(Objective): Reproduce the records below exactly as they appear, omitting any pictures they contain.

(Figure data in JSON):
#####

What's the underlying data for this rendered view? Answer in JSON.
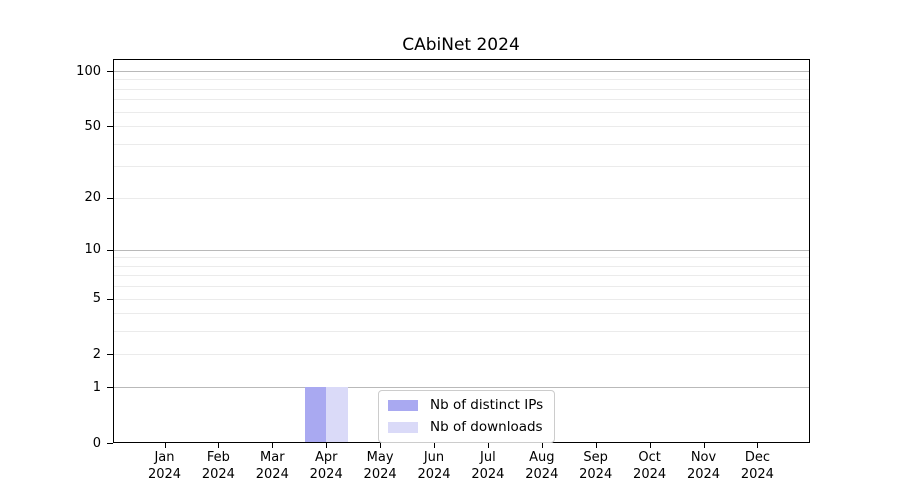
{
  "chart_data": {
    "type": "bar",
    "title": "CAbiNet 2024",
    "months": [
      "Jan",
      "Feb",
      "Mar",
      "Apr",
      "May",
      "Jun",
      "Jul",
      "Aug",
      "Sep",
      "Oct",
      "Nov",
      "Dec"
    ],
    "year": "2024",
    "series": [
      {
        "name": "Nb of distinct IPs",
        "color": "#a9a9f1",
        "values": [
          0,
          0,
          0,
          1,
          0,
          0,
          0,
          0,
          0,
          0,
          0,
          0
        ]
      },
      {
        "name": "Nb of downloads",
        "color": "#dadaf8",
        "values": [
          0,
          0,
          0,
          1,
          0,
          0,
          0,
          0,
          0,
          0,
          0,
          0
        ]
      }
    ],
    "y_scale": "log1p",
    "ylim": [
      0,
      100
    ],
    "y_ticks": [
      0,
      1,
      2,
      5,
      10,
      20,
      50,
      100
    ],
    "y_major_gridlines": [
      1,
      10,
      100
    ],
    "y_minor_gridlines": [
      2,
      3,
      4,
      5,
      6,
      7,
      8,
      9,
      20,
      30,
      40,
      50,
      60,
      70,
      80,
      90
    ],
    "xlabel": "",
    "ylabel": "",
    "grid": true,
    "legend_position": "bottom-center"
  },
  "colors": {
    "background": "#ffffff",
    "axis": "#000000",
    "grid_major": "#b9b9b9",
    "grid_minor": "#ebebeb",
    "bar_distinct_ips": "#a9a9f1",
    "bar_downloads": "#dadaf8",
    "legend_border": "#cccccc"
  }
}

#####

(Finished task):
What's the underlying data for this rendered view? Answer in JSON.
{
  "chart_data": {
    "type": "bar",
    "title": "CAbiNet 2024",
    "months": [
      "Jan",
      "Feb",
      "Mar",
      "Apr",
      "May",
      "Jun",
      "Jul",
      "Aug",
      "Sep",
      "Oct",
      "Nov",
      "Dec"
    ],
    "year": "2024",
    "series": [
      {
        "name": "Nb of distinct IPs",
        "color": "#a9a9f1",
        "values": [
          0,
          0,
          0,
          1,
          0,
          0,
          0,
          0,
          0,
          0,
          0,
          0
        ]
      },
      {
        "name": "Nb of downloads",
        "color": "#dadaf8",
        "values": [
          0,
          0,
          0,
          1,
          0,
          0,
          0,
          0,
          0,
          0,
          0,
          0
        ]
      }
    ],
    "y_scale": "log1p",
    "ylim": [
      0,
      100
    ],
    "y_ticks": [
      0,
      1,
      2,
      5,
      10,
      20,
      50,
      100
    ],
    "y_major_gridlines": [
      1,
      10,
      100
    ],
    "y_minor_gridlines": [
      2,
      3,
      4,
      5,
      6,
      7,
      8,
      9,
      20,
      30,
      40,
      50,
      60,
      70,
      80,
      90
    ],
    "xlabel": "",
    "ylabel": "",
    "grid": true,
    "legend_position": "bottom-center"
  },
  "colors": {
    "background": "#ffffff",
    "axis": "#000000",
    "grid_major": "#b9b9b9",
    "grid_minor": "#ebebeb",
    "bar_distinct_ips": "#a9a9f1",
    "bar_downloads": "#dadaf8",
    "legend_border": "#cccccc"
  }
}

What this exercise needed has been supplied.